REQUIREMENTS: Make an exact copy of all the entries, with the pictures left out.

** Start **

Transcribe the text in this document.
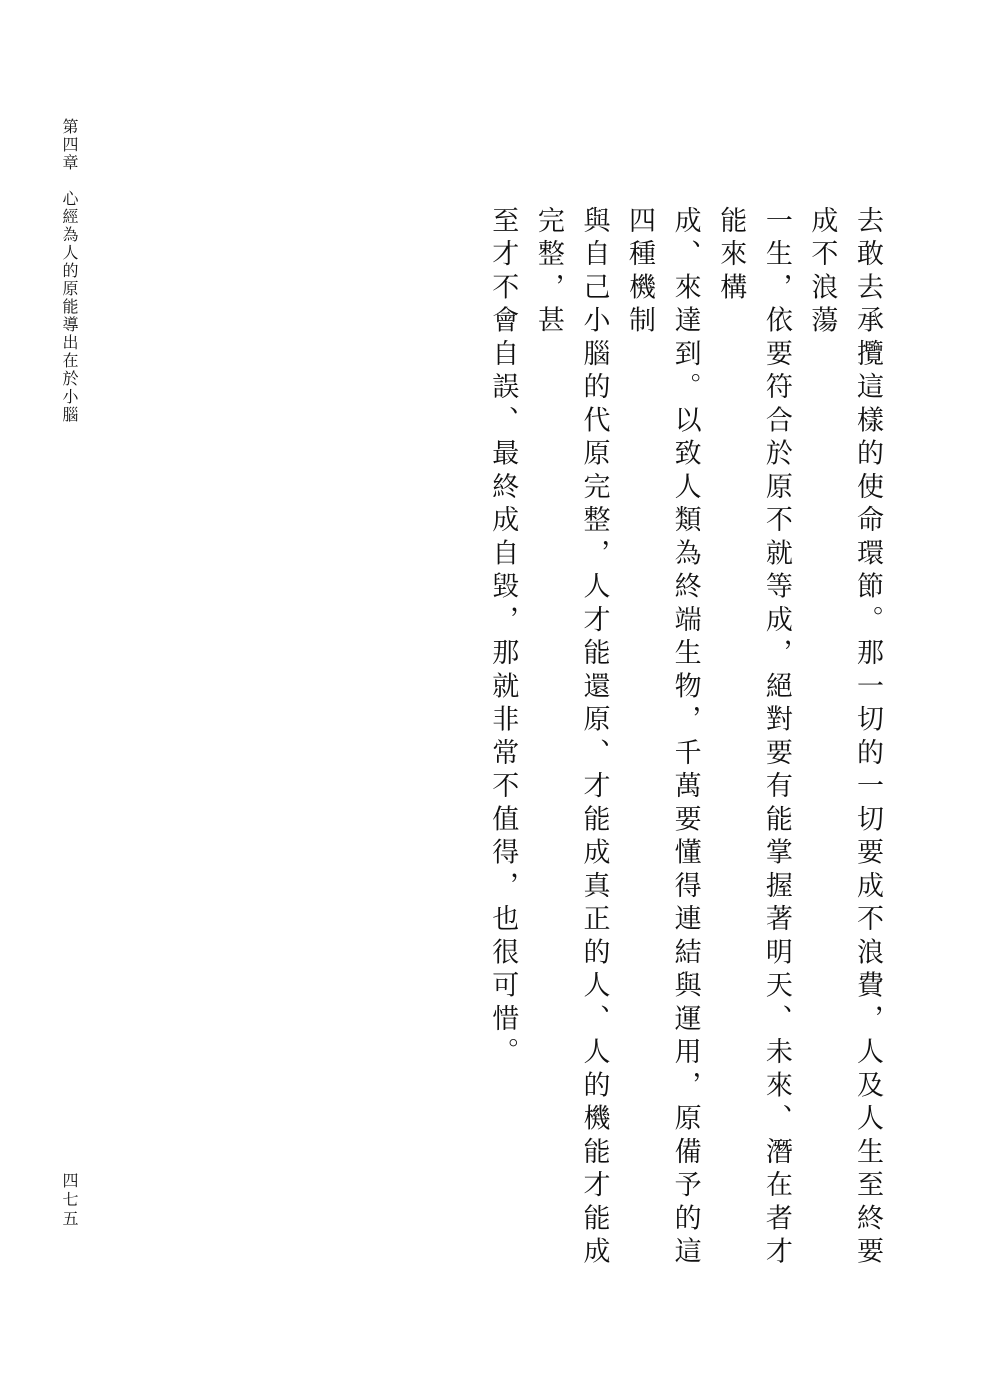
第四章　心經為人的原能導出在於小腦	去敢去承攬這樣的使命環節。那一切的一切要成不浪費，人及人生至終要成不浪蕩
一生，依要符合於原不就等成，絕對要有能掌握著明天、未來、潛在者才能來構
成、來達到。以致人類為終端生物，千萬要懂得連結與運用，原備予的這四種機制
與自己小腦的代原完整，人才能還原、才能成真正的人、人的機能才能成完整，甚
至才不會自誤、最終成自毀，那就非常不值得，也很可惜。
四七五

** End **

SOLUTION TO THE EXERCISE:
Transcribe the text in this document.
第四章　心經為人的原能導出在於小腦	去敢去承攬這樣的使命環節。那一切的一切要成不浪費，人及人生至終要成不浪蕩
一生，依要符合於原不就等成，絕對要有能掌握著明天、未來、潛在者才能來構
成、來達到。以致人類為終端生物，千萬要懂得連結與運用，原備予的這四種機制
與自己小腦的代原完整，人才能還原、才能成真正的人、人的機能才能成完整，甚
至才不會自誤、最終成自毀，那就非常不值得，也很可惜。
四七五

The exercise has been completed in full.